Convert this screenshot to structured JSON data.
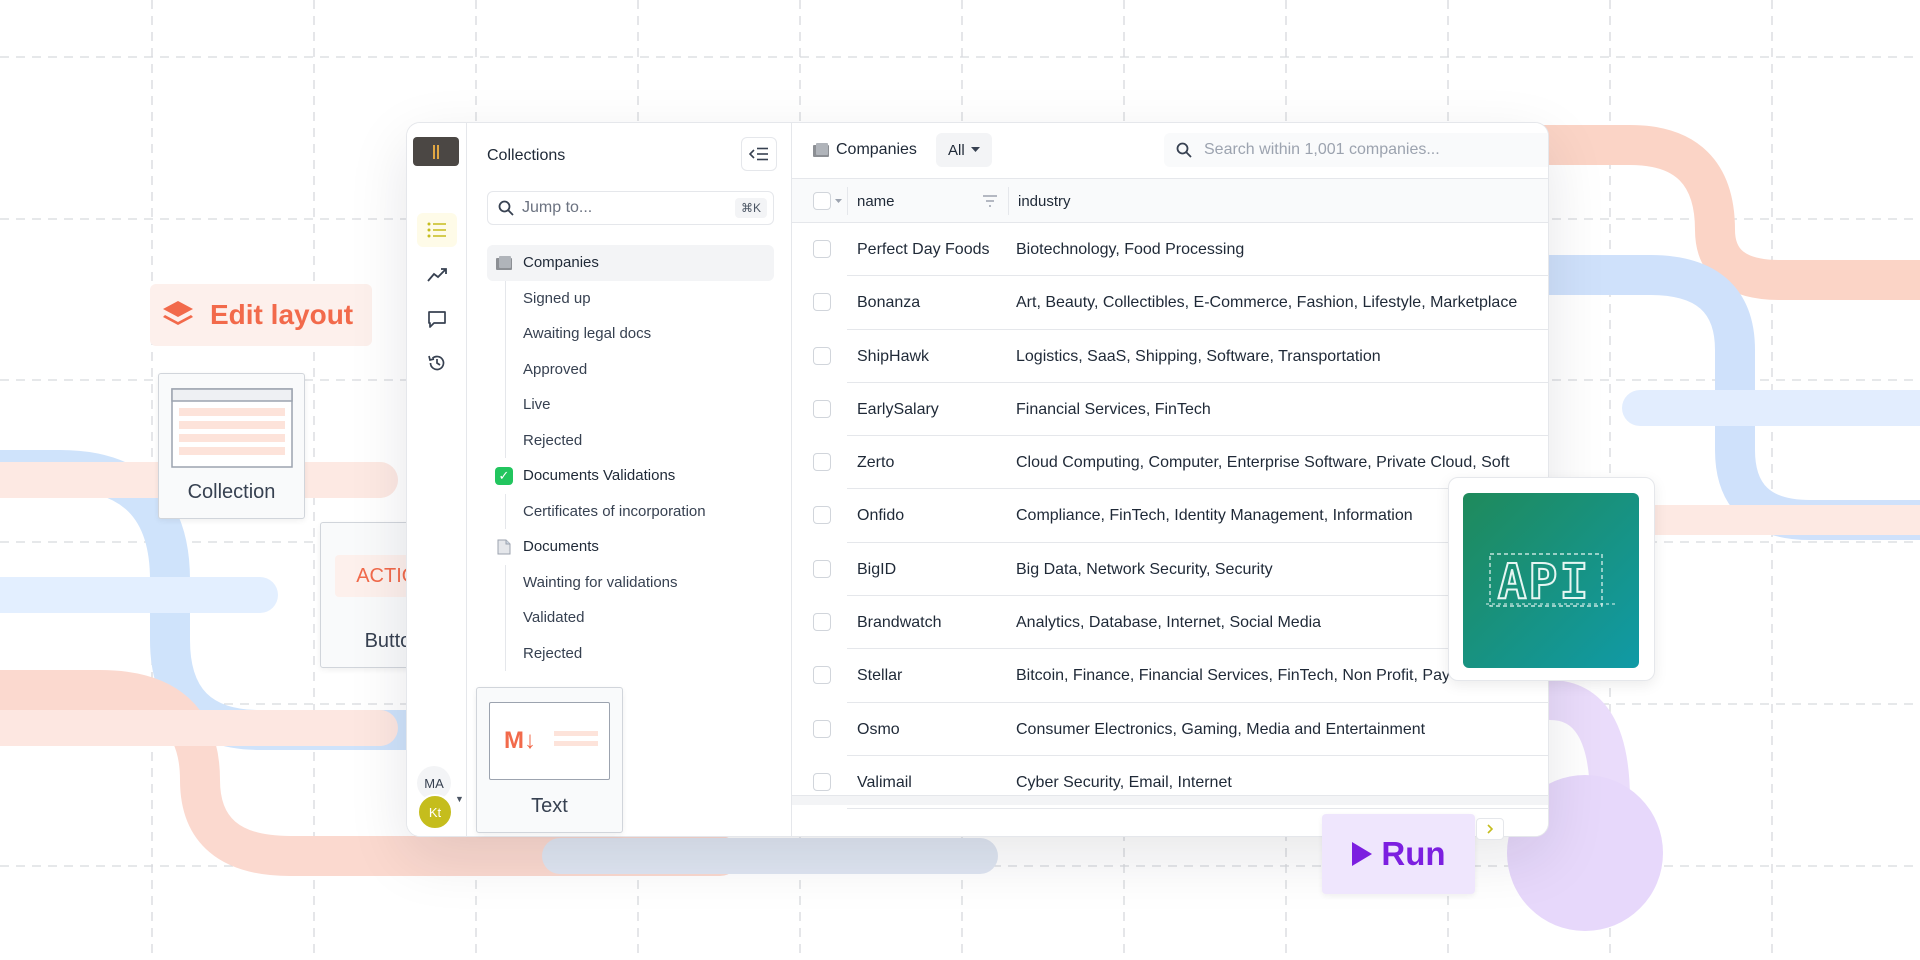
{
  "sidebar": {
    "avatars": [
      "MA",
      "Kt"
    ],
    "icons": [
      "list-icon",
      "chart-icon",
      "comment-icon",
      "history-icon"
    ]
  },
  "nav": {
    "title": "Collections",
    "jump_placeholder": "Jump to...",
    "shortcut": "⌘K",
    "tree": [
      {
        "label": "Companies",
        "type": "folder",
        "selected": true
      },
      {
        "label": "Signed up",
        "type": "child"
      },
      {
        "label": "Awaiting legal docs",
        "type": "child"
      },
      {
        "label": "Approved",
        "type": "child"
      },
      {
        "label": "Live",
        "type": "child"
      },
      {
        "label": "Rejected",
        "type": "child"
      },
      {
        "label": "Documents Validations",
        "type": "check"
      },
      {
        "label": "Certificates of incorporation",
        "type": "child"
      },
      {
        "label": "Documents",
        "type": "doc"
      },
      {
        "label": "Wainting for validations",
        "type": "child"
      },
      {
        "label": "Validated",
        "type": "child"
      },
      {
        "label": "Rejected",
        "type": "child"
      }
    ]
  },
  "main": {
    "collection_name": "Companies",
    "filter_label": "All",
    "search_placeholder": "Search within 1,001 companies...",
    "columns": [
      "name",
      "industry"
    ],
    "rows": [
      {
        "name": "Perfect Day Foods",
        "industry": "Biotechnology, Food Processing"
      },
      {
        "name": "Bonanza",
        "industry": "Art, Beauty, Collectibles, E-Commerce, Fashion, Lifestyle, Marketplace"
      },
      {
        "name": "ShipHawk",
        "industry": "Logistics, SaaS, Shipping, Software, Transportation"
      },
      {
        "name": "EarlySalary",
        "industry": "Financial Services, FinTech"
      },
      {
        "name": "Zerto",
        "industry": "Cloud Computing, Computer, Enterprise Software, Private Cloud, Soft"
      },
      {
        "name": "Onfido",
        "industry": "Compliance, FinTech, Identity Management, Information"
      },
      {
        "name": "BigID",
        "industry": "Big Data, Network Security, Security"
      },
      {
        "name": "Brandwatch",
        "industry": "Analytics, Database, Internet, Social Media"
      },
      {
        "name": "Stellar",
        "industry": "Bitcoin, Finance, Financial Services, FinTech, Non Profit, Pay"
      },
      {
        "name": "Osmo",
        "industry": "Consumer Electronics, Gaming, Media and Entertainment"
      },
      {
        "name": "Valimail",
        "industry": "Cyber Security, Email, Internet"
      }
    ]
  },
  "overlays": {
    "edit_layout": "Edit layout",
    "collection_card": "Collection",
    "action_label": "ACTION",
    "button_card": "Button",
    "markdown_badge": "M↓",
    "text_card": "Text",
    "api_label": "API",
    "run_label": "Run"
  },
  "colors": {
    "accent_orange": "#f26a4b",
    "accent_purple": "#7c1fe0",
    "accent_yellow": "#c5bd1d",
    "api_green": "#1f8a5b",
    "api_teal": "#109aa6"
  }
}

**Exercise description:**
Return all lines containing the word "Financial".

**Exercise result:**
        "industry": "Financial Services, FinTech"
        "industry": "Bitcoin, Finance, Financial Services, FinTech, Non Profit, Pay"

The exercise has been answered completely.